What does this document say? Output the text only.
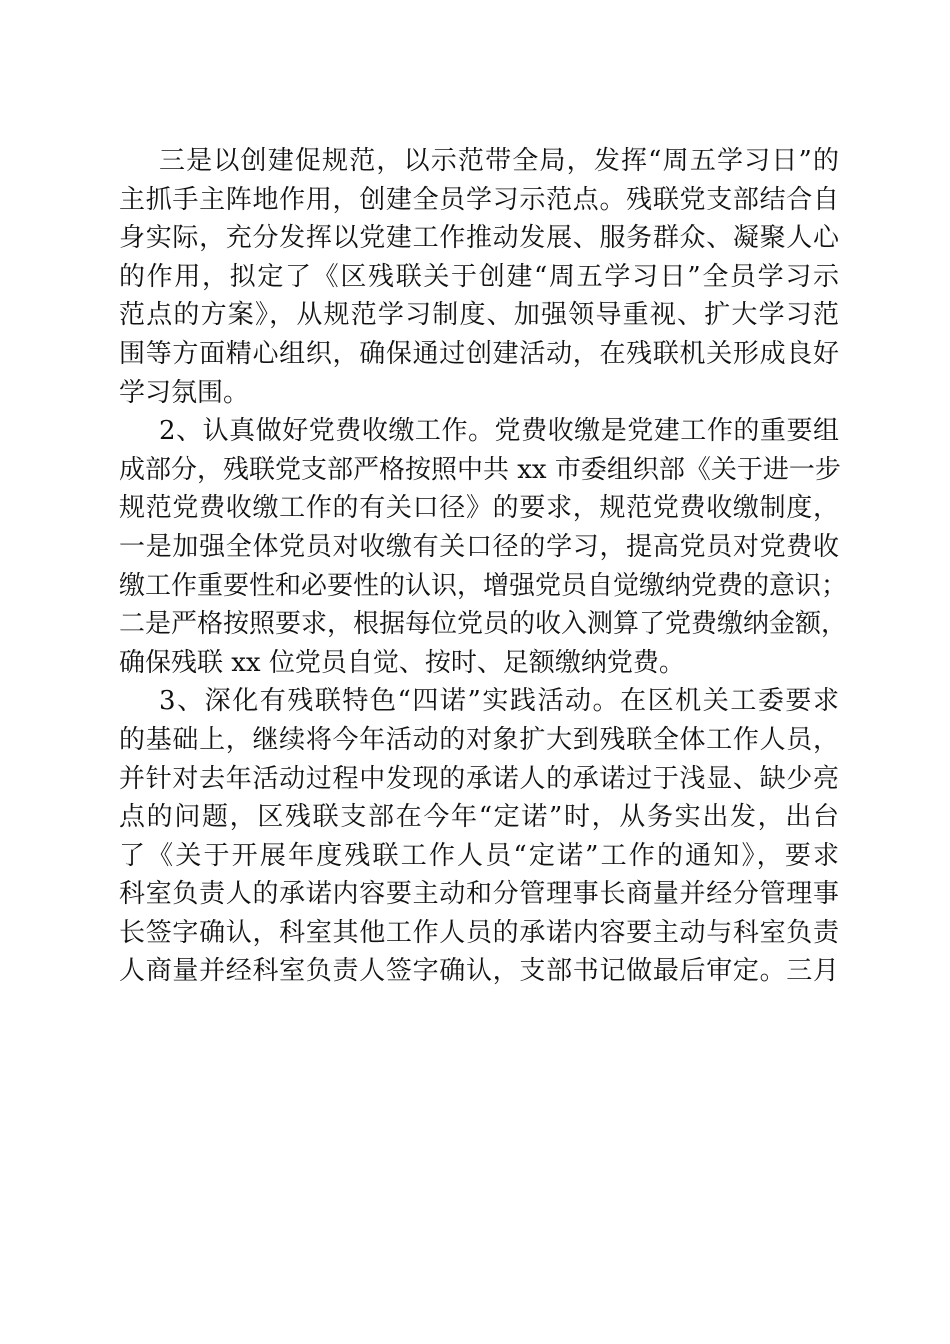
三是以创建促规范，以示范带全局，发挥“周五学习日”的
主抓手主阵地作用，创建全员学习示范点。残联党支部结合自
身实际，充分发挥以党建工作推动发展、服务群众、凝聚人心
的作用，拟定了《区残联关于创建“周五学习日”全员学习示
范点的方案》，从规范学习制度、加强领导重视、扩大学习范
围等方面精心组织，确保通过创建活动，在残联机关形成良好
学习氛围。
2、认真做好党费收缴工作。党费收缴是党建工作的重要组
成部分，残联党支部严格按照中共 xx 市委组织部《关于进一步
规范党费收缴工作的有关口径》的要求，规范党费收缴制度，
一是加强全体党员对收缴有关口径的学习，提高党员对党费收
缴工作重要性和必要性的认识，增强党员自觉缴纳党费的意识；
二是严格按照要求，根据每位党员的收入测算了党费缴纳金额，
确保残联 xx 位党员自觉、按时、足额缴纳党费。
3、深化有残联特色“四诺”实践活动。在区机关工委要求
的基础上，继续将今年活动的对象扩大到残联全体工作人员，
并针对去年活动过程中发现的承诺人的承诺过于浅显、缺少亮
点的问题，区残联支部在今年“定诺”时，从务实出发，出台
了《关于开展年度残联工作人员“定诺”工作的通知》，要求
科室负责人的承诺内容要主动和分管理事长商量并经分管理事
长签字确认，科室其他工作人员的承诺内容要主动与科室负责
人商量并经科室负责人签字确认，支部书记做最后审定。三月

**What this task involves**
Output an exact copy of the material, with the pictures removed.

**Exercise response**
What does this document say? Output the text only.
三是以创建促规范，以示范带全局，发挥“周五学习日”的
主抓手主阵地作用，创建全员学习示范点。残联党支部结合自
身实际，充分发挥以党建工作推动发展、服务群众、凝聚人心
的作用，拟定了《区残联关于创建“周五学习日”全员学习示
范点的方案》，从规范学习制度、加强领导重视、扩大学习范
围等方面精心组织，确保通过创建活动，在残联机关形成良好
学习氛围。
2、认真做好党费收缴工作。党费收缴是党建工作的重要组
成部分，残联党支部严格按照中共 xx 市委组织部《关于进一步
规范党费收缴工作的有关口径》的要求，规范党费收缴制度，
一是加强全体党员对收缴有关口径的学习，提高党员对党费收
缴工作重要性和必要性的认识，增强党员自觉缴纳党费的意识；
二是严格按照要求，根据每位党员的收入测算了党费缴纳金额，
确保残联 xx 位党员自觉、按时、足额缴纳党费。
3、深化有残联特色“四诺”实践活动。在区机关工委要求
的基础上，继续将今年活动的对象扩大到残联全体工作人员，
并针对去年活动过程中发现的承诺人的承诺过于浅显、缺少亮
点的问题，区残联支部在今年“定诺”时，从务实出发，出台
了《关于开展年度残联工作人员“定诺”工作的通知》，要求
科室负责人的承诺内容要主动和分管理事长商量并经分管理事
长签字确认，科室其他工作人员的承诺内容要主动与科室负责
人商量并经科室负责人签字确认，支部书记做最后审定。三月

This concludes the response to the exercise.